(What the exercise asks) Filter these entries so that only lines with the word "JSON" remain.
--- Start Material for this task ---
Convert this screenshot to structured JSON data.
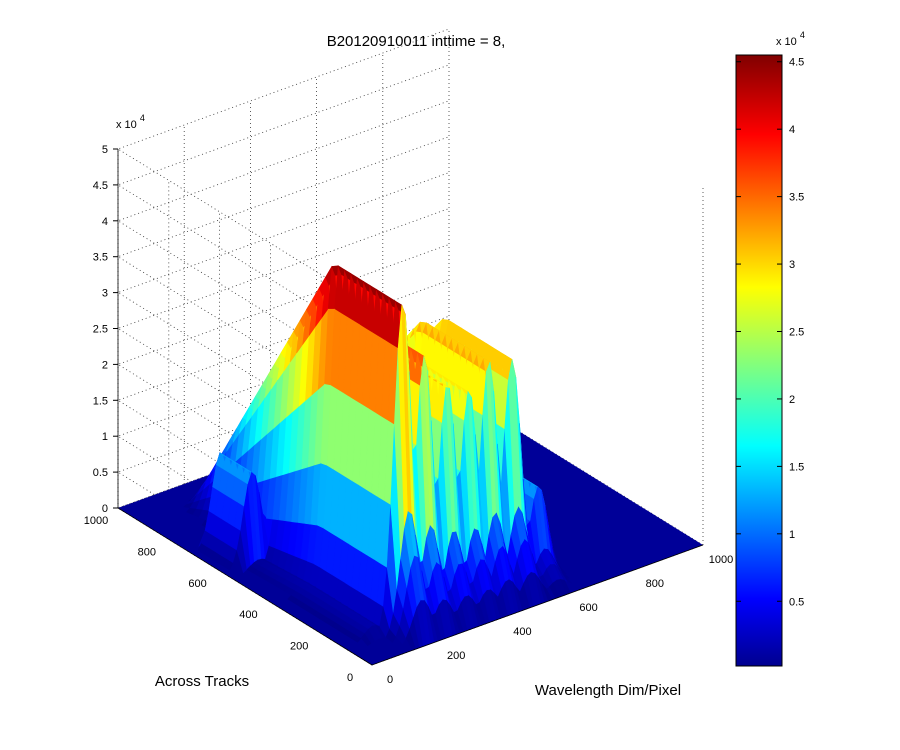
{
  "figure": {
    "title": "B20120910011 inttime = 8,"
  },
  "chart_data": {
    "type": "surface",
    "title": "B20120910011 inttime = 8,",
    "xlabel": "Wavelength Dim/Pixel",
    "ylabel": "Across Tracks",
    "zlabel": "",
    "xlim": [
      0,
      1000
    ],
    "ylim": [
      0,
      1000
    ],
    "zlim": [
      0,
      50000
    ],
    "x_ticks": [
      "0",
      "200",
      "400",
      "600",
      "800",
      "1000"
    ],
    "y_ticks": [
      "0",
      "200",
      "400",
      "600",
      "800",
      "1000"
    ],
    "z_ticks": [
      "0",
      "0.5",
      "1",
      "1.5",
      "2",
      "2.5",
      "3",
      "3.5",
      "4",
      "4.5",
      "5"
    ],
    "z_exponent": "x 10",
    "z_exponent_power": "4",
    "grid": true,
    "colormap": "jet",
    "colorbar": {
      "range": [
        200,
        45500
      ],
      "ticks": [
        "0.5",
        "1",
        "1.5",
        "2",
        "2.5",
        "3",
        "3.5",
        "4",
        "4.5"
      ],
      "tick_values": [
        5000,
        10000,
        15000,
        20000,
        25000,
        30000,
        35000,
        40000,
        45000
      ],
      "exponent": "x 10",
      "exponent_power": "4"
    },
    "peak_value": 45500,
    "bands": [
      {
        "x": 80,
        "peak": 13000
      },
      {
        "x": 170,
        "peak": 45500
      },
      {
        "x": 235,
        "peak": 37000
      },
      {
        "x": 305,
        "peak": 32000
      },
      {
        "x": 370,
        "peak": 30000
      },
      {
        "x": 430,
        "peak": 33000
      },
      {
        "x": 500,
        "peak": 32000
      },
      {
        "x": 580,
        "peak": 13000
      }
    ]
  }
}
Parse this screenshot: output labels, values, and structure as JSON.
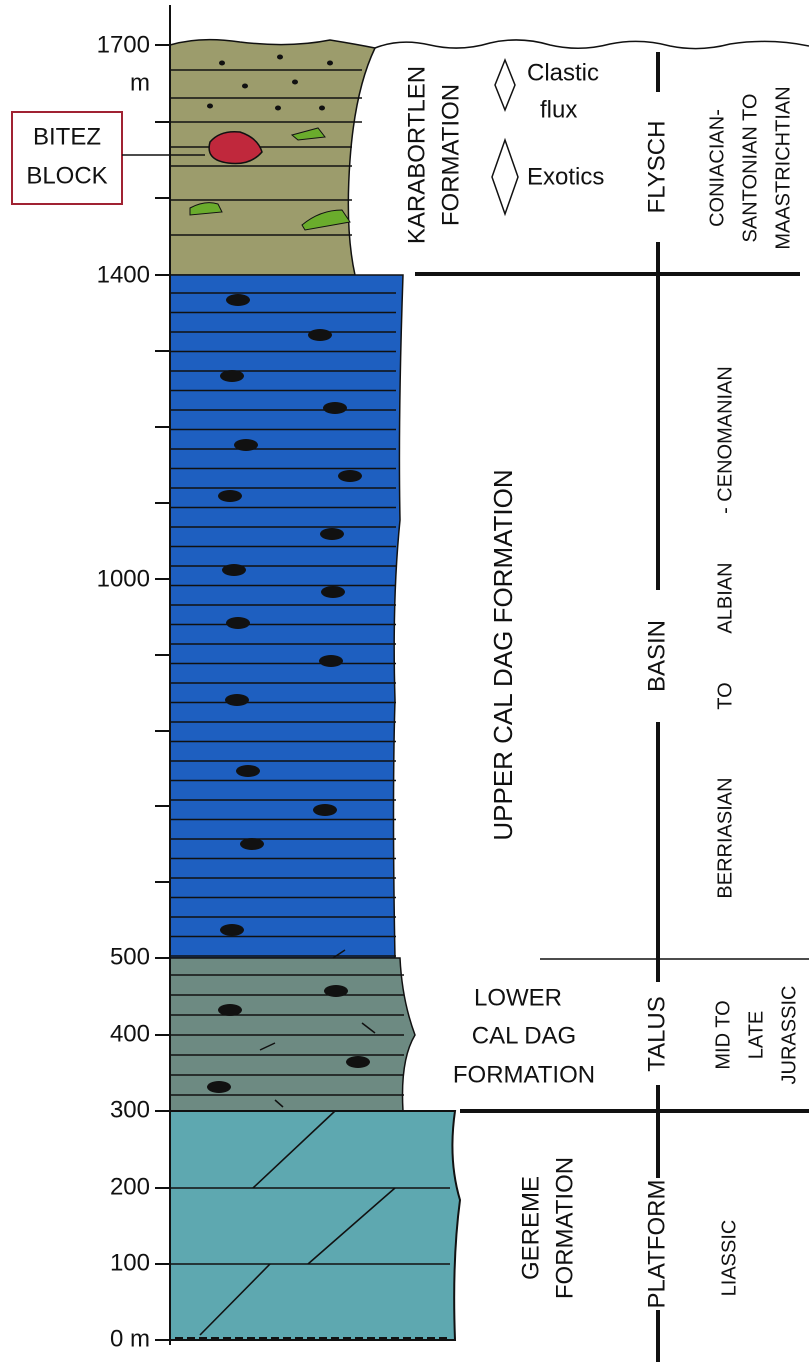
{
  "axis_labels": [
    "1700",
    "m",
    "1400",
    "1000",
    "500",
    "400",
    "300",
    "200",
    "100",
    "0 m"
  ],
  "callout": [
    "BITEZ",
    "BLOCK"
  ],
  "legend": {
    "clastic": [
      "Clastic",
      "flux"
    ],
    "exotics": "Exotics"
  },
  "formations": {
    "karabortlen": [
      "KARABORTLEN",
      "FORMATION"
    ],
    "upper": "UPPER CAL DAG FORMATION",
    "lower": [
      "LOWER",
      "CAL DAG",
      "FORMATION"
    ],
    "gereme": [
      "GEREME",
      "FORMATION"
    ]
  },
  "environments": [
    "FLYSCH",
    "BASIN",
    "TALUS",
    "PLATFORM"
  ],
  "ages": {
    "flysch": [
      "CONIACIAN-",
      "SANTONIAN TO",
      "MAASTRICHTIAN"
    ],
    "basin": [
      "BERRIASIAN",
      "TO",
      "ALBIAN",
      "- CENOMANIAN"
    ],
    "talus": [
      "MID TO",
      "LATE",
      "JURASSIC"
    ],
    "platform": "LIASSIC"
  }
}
--- End Material for this task ---
(Full output)
Convert this screenshot to structured JSON data.
Parse this screenshot: output labels, values, and structure as JSON.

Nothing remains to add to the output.